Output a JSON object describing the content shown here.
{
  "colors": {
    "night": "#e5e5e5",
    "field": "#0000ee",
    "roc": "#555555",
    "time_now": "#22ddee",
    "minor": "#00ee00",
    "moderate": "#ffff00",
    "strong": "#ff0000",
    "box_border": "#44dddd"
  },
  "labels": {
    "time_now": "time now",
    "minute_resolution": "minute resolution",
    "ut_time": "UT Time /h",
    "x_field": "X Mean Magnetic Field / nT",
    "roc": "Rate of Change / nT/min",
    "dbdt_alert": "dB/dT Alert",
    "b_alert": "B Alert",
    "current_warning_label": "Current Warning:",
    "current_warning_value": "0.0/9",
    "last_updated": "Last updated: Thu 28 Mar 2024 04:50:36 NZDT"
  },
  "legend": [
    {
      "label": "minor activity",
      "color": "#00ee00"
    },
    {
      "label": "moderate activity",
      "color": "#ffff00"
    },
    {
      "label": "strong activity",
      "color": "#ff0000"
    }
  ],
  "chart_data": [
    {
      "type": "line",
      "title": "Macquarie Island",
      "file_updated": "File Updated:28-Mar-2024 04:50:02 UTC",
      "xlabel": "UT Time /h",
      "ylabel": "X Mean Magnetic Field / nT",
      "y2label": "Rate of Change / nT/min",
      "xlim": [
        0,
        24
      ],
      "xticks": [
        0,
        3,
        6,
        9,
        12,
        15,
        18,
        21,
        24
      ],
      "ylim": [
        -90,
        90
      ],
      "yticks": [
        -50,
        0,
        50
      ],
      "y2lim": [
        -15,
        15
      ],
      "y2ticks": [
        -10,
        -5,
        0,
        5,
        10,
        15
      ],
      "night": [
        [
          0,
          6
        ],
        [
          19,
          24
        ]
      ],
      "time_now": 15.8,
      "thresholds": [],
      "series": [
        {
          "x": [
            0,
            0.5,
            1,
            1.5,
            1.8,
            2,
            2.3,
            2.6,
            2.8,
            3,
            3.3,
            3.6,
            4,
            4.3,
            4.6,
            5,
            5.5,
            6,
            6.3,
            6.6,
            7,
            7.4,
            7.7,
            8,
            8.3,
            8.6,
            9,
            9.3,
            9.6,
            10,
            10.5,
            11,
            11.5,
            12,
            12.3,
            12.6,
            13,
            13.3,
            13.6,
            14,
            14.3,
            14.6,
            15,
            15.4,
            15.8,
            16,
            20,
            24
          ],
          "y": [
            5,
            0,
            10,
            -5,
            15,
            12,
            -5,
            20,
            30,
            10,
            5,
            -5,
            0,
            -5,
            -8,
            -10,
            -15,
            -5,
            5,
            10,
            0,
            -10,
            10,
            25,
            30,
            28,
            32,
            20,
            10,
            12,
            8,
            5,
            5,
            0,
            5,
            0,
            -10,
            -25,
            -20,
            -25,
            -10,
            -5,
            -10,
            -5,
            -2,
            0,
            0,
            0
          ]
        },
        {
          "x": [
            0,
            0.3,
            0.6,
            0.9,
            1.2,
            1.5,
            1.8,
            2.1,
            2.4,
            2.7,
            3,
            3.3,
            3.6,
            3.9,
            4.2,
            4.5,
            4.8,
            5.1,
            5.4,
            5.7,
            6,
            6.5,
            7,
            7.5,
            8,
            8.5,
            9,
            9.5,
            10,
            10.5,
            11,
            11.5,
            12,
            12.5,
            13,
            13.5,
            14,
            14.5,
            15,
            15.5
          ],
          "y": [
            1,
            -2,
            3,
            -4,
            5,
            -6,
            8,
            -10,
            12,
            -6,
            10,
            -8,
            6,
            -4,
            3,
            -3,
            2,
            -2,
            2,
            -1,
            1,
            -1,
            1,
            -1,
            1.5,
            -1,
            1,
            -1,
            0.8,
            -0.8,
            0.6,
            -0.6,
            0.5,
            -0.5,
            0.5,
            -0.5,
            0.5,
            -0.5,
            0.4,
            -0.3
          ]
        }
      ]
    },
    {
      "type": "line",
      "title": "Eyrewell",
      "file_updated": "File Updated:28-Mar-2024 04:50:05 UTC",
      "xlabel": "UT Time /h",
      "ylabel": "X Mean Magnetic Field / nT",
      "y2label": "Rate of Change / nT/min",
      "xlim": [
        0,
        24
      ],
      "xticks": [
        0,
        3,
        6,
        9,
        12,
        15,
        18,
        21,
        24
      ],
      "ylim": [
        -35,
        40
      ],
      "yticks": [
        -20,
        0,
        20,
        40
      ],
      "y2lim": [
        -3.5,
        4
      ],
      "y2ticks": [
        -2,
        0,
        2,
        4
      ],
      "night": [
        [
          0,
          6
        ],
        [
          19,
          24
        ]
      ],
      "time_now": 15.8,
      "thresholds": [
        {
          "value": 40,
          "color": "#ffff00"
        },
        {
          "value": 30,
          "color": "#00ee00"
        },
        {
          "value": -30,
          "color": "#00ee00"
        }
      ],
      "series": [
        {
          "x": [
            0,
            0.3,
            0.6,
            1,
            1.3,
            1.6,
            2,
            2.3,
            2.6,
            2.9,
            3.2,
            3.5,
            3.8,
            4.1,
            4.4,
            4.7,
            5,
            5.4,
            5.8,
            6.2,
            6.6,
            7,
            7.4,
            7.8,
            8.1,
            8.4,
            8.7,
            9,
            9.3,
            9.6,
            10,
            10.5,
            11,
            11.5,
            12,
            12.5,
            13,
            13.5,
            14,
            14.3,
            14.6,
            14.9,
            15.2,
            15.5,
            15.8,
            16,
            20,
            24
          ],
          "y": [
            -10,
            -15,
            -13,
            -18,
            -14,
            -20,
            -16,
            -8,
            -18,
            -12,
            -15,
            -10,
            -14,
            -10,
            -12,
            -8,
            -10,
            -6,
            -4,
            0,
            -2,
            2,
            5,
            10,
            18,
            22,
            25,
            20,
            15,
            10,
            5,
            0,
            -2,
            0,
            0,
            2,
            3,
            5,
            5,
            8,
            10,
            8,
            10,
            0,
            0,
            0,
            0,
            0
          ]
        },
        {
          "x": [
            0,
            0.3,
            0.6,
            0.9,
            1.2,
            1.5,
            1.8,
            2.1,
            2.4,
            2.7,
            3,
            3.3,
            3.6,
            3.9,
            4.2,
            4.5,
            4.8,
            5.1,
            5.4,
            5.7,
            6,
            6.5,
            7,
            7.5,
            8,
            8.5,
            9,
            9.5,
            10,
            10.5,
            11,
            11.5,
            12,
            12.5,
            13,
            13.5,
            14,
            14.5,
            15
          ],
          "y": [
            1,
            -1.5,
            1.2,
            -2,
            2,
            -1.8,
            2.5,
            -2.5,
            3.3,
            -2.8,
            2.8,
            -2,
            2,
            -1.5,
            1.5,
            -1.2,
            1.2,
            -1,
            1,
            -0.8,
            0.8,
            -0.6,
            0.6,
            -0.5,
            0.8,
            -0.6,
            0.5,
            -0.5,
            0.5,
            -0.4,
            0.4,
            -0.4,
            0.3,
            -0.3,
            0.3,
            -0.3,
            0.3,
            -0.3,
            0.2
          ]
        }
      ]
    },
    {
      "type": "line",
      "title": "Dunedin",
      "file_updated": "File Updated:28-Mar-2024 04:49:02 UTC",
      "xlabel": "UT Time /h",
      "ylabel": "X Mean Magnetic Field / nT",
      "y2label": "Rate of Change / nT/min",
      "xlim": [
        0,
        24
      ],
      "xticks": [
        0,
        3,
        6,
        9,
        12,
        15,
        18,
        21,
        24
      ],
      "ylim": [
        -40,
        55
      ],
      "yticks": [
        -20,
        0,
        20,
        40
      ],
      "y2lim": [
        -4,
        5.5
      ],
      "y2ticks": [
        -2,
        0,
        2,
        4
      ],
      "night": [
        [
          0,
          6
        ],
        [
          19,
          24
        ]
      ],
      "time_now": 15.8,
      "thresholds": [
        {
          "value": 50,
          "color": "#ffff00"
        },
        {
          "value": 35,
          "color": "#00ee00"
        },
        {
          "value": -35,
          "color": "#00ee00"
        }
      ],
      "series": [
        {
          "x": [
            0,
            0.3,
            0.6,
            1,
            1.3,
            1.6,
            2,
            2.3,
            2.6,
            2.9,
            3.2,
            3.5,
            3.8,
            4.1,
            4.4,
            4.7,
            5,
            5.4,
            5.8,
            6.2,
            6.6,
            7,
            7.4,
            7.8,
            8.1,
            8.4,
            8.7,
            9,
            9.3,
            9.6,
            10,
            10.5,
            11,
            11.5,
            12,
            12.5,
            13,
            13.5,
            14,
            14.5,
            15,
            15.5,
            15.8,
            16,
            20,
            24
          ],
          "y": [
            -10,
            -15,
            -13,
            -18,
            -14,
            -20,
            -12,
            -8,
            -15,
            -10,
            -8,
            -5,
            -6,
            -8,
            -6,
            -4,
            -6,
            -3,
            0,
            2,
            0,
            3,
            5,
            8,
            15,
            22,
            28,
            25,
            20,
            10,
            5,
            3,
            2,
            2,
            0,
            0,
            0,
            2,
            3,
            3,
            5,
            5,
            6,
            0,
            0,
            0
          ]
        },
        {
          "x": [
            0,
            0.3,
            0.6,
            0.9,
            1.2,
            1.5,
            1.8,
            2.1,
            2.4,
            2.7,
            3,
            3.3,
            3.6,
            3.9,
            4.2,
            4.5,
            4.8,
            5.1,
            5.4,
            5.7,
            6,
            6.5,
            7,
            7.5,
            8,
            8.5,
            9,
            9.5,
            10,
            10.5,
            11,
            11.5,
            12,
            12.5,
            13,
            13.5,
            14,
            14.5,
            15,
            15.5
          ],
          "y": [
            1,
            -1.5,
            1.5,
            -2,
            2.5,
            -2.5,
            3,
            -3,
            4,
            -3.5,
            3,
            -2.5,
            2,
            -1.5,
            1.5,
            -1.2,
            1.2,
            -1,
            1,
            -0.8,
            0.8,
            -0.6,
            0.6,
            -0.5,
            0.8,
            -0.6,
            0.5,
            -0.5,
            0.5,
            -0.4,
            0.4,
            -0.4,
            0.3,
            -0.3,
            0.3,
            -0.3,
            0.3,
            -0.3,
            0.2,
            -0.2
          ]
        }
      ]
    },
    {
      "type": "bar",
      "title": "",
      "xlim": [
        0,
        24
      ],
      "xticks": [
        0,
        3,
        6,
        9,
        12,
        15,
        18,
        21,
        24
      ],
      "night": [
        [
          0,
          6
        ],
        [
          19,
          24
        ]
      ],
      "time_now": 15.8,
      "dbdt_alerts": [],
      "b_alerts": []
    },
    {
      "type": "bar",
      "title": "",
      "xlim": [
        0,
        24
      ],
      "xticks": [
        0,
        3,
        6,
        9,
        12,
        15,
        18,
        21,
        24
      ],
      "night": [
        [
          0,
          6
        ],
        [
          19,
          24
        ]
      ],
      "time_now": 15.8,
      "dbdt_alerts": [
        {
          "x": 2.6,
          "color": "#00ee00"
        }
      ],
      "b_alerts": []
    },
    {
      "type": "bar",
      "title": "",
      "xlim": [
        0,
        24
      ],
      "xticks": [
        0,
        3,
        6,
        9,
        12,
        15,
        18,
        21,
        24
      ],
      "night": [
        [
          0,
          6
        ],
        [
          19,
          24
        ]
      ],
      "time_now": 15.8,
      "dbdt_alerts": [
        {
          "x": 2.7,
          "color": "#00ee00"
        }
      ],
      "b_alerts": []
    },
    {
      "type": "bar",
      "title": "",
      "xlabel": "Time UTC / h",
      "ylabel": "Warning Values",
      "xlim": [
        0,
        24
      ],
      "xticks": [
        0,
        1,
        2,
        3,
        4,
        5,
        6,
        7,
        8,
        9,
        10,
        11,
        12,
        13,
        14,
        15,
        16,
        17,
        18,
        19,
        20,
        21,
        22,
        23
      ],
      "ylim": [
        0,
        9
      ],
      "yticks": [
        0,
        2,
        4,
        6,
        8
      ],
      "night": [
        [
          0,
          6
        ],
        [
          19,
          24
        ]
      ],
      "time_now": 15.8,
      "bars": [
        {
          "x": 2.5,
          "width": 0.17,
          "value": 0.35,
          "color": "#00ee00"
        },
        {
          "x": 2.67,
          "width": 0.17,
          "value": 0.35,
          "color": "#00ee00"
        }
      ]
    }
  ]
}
____
Each line above that includes "activity" should be shown.

* Worked solution:
      "label": "minor activity",
      "label": "moderate activity",
      "label": "strong activity",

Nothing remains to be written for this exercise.